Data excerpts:
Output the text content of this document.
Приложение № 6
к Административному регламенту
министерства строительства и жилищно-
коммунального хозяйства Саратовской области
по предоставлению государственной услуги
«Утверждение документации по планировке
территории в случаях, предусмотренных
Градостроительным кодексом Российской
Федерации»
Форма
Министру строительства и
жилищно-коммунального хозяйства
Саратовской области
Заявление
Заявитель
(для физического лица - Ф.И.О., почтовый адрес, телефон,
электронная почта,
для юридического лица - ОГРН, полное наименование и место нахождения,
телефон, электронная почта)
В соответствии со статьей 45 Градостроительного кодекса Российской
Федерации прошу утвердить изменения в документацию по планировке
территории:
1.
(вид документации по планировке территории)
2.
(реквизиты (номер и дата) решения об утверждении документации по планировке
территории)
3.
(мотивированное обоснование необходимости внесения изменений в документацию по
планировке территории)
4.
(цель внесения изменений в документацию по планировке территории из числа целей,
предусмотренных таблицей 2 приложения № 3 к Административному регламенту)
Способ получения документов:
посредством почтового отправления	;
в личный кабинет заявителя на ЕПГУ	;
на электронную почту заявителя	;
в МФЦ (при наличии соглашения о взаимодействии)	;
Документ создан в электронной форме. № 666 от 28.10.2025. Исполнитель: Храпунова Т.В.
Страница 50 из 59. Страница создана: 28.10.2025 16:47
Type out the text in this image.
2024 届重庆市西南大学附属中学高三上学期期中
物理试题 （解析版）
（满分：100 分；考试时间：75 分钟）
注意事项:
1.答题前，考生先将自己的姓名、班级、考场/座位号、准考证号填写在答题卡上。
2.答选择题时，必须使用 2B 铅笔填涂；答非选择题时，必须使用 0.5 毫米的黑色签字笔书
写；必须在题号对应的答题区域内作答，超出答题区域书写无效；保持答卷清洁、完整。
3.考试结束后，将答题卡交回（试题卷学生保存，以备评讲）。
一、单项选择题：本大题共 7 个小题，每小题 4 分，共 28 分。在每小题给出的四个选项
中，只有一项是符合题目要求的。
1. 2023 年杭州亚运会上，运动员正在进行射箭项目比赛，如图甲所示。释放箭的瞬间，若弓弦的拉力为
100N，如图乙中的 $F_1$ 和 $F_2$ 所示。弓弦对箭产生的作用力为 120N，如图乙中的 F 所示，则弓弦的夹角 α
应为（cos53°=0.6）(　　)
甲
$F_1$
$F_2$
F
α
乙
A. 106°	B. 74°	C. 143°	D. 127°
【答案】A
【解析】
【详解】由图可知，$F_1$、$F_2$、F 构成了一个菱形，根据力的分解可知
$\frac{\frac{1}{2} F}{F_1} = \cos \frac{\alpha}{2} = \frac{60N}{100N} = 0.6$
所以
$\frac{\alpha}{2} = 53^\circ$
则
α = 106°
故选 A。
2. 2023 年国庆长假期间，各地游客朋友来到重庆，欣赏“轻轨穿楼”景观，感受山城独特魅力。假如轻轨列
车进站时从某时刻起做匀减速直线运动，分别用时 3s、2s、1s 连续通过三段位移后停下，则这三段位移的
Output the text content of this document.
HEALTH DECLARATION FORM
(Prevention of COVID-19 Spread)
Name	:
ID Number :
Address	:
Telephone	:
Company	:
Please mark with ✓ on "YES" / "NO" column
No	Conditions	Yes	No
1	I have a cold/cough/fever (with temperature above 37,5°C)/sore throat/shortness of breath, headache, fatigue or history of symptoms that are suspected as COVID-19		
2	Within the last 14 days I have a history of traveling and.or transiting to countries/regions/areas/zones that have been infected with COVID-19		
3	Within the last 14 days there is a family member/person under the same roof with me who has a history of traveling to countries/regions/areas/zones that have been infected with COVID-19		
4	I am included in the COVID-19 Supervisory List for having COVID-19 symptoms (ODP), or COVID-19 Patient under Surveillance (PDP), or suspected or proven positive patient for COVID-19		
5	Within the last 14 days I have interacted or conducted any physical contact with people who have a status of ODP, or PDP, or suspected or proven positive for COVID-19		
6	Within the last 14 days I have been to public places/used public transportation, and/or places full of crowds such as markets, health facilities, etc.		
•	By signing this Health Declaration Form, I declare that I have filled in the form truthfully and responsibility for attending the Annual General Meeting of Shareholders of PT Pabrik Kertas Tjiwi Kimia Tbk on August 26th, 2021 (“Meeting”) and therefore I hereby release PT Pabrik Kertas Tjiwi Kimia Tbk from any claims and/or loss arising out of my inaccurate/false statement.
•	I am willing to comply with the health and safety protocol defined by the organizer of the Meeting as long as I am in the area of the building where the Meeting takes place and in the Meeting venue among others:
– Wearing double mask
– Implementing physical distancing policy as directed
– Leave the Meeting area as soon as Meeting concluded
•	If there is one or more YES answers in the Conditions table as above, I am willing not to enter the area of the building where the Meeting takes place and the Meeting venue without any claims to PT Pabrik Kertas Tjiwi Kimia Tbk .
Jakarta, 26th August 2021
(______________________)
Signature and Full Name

▶ _Request_
Leave out every line without the string "почта" and copy the rest.

▶ _Response_
электронная почта,
телефон, электронная почта)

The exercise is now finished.